### TRECHO DO DOCUMENTO ###

TRF-6 receberá recurso do MPF contra sentença que absolveu as empresas mineradoras
No último dia 10 de dezembro de 2024, o Ministério Público Federal (MPF) apresentou à Vara Federal Cível e Criminal da SSJ de Ponte Nova-MG as Razões do Recurso de Apelação contra a sentença que absolveu a Samarco, a Vale, a BHP e pessoas físicas ligadas às empresas mineradoras, inicialmente denunciadas em função do rompimento da barragem de Fundão, ocorrido em 5 de novembro de 2015. O desastre socioambiental resultou em 19 mortes, além de prejuízos ao meio ambiente e às comunidades atingidas ao longo da bacia do Rio Doce.
A decisão de primeira instância, proferida em 14 de novembro de 2024 pela juíza Patrícia Alencar Teixeira de Carvalho, concluiu pela ausência de nexo de causalidade entre as omissões apontadas no processo e o desastre. Segundo a sentença, as empresas e seus dirigentes não teriam permanecido inertes ou indiferentes aos problemas da barragem. Dessa forma, todos os réus, pessoas físicas e jurídicas, foram absolvidos.
O MPF contestou a conclusão da magistrada. No recurso, o órgão argumenta que o processo reuniu provas robustas — técnicas e testemunhais — capazes de demonstrar a responsabilidade criminal tanto das empresas quanto dos indivíduos que, direta ou indiretamente, teriam falhado em adotar medidas corretivas recomendadas e necessárias para garantir a segurança da estrutura da barragem. “Foram fartamente comprovados todos os requisitos objetivos e subjetivos necessários à responsabilização penal”, sustenta o MPF.
Falhas na segurança e “irresponsabilidade organizada”
O MPF ressalta que grandes desastres ambientais não decorrem da ação isolada de um único indivíduo, mas da complexa estrutura organizacional. No entendimento do órgão, a análise da responsabilidade penal em grandes corporações, como a Samarco, requer a identificação de quais gestores falharam ao não interromper as operações diante de sinais evidentes de insegurança.
Entre as evidências, o Ministério Público destaca relatórios técnicos, como o Relatório nº 8 do Instituto de Tecnologia de Recursos Minerais (ITRB), que, já em 2013, apontava falhas na drenagem interna da barragem e recomendava intervenções de reforço, aprofundamento de parâmetros geotécnicos, alteração de critérios de compactação e novos projetos nas ombreiras. De acordo com o MPF, quase dois anos depois, essas obras ainda não estavam concluídas.

### DADOS DO CONJUNTO ###

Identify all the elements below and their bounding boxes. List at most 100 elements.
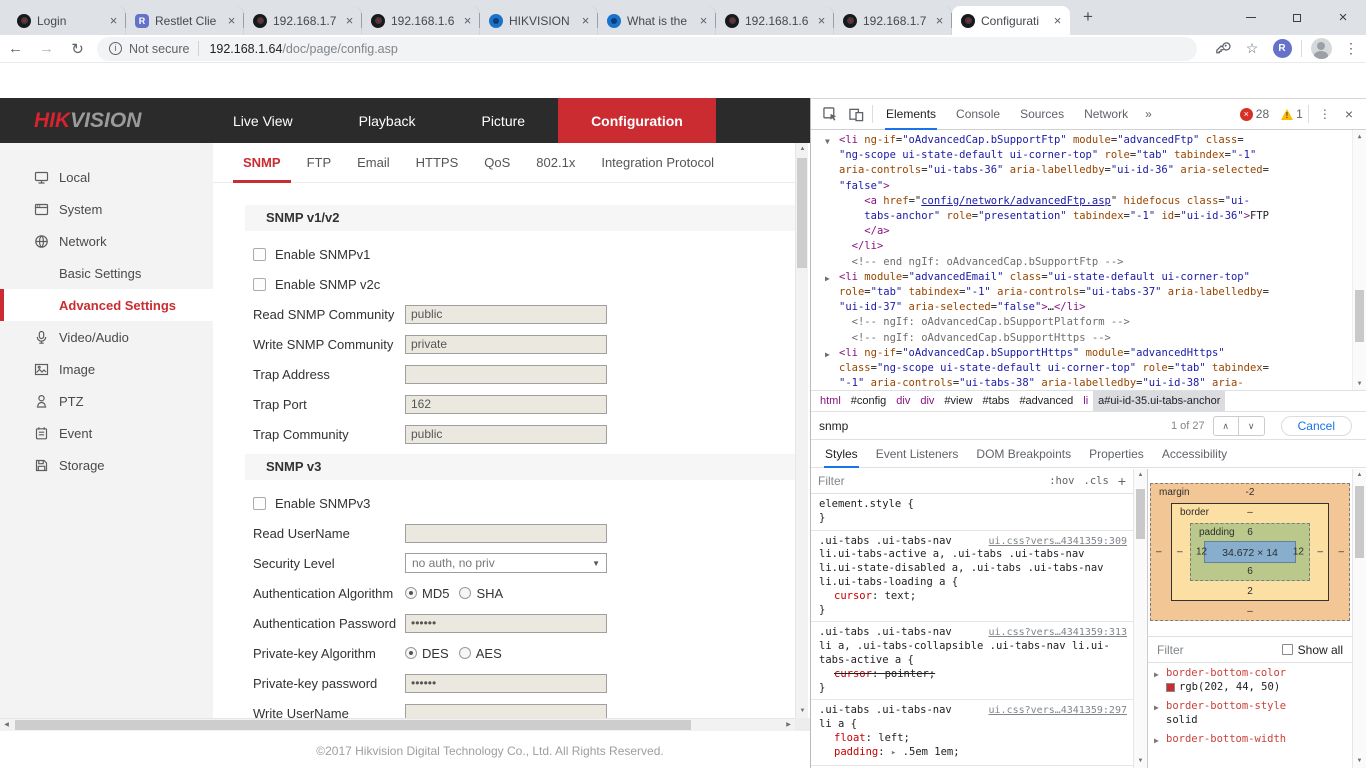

###

=== EXERCÍCIO BREVE A ===
De acordo com o texto sobre o recurso do MPF, em que data foi proferida a sentença de primeira instância?
=== EXERCÍCIO BREVE B ===
Transcreva do texto sobre o recurso do MPF o trecho que vai de "Entre as evidências, o" até "não estavam concluídas.".

=== SOLUÇÃO ESCRITA A ===
Em 14 de novembro de 2024.

=== SOLUÇÃO ESCRITA B ===
Entre as evidências, o Ministério Público destaca relatórios técnicos, como o Relatório nº 8 do Instituto de Tecnologia de Recursos Minerais (ITRB), que, já em 2013, apontava falhas na drenagem interna da barragem e recomendava intervenções de reforço, aprofundamento de parâmetros geotécnicos, alteração de critérios de compactação e novos projetos nas ombreiras. De acordo com o MPF, quase dois anos depois, essas obras ainda não estavam concluídas.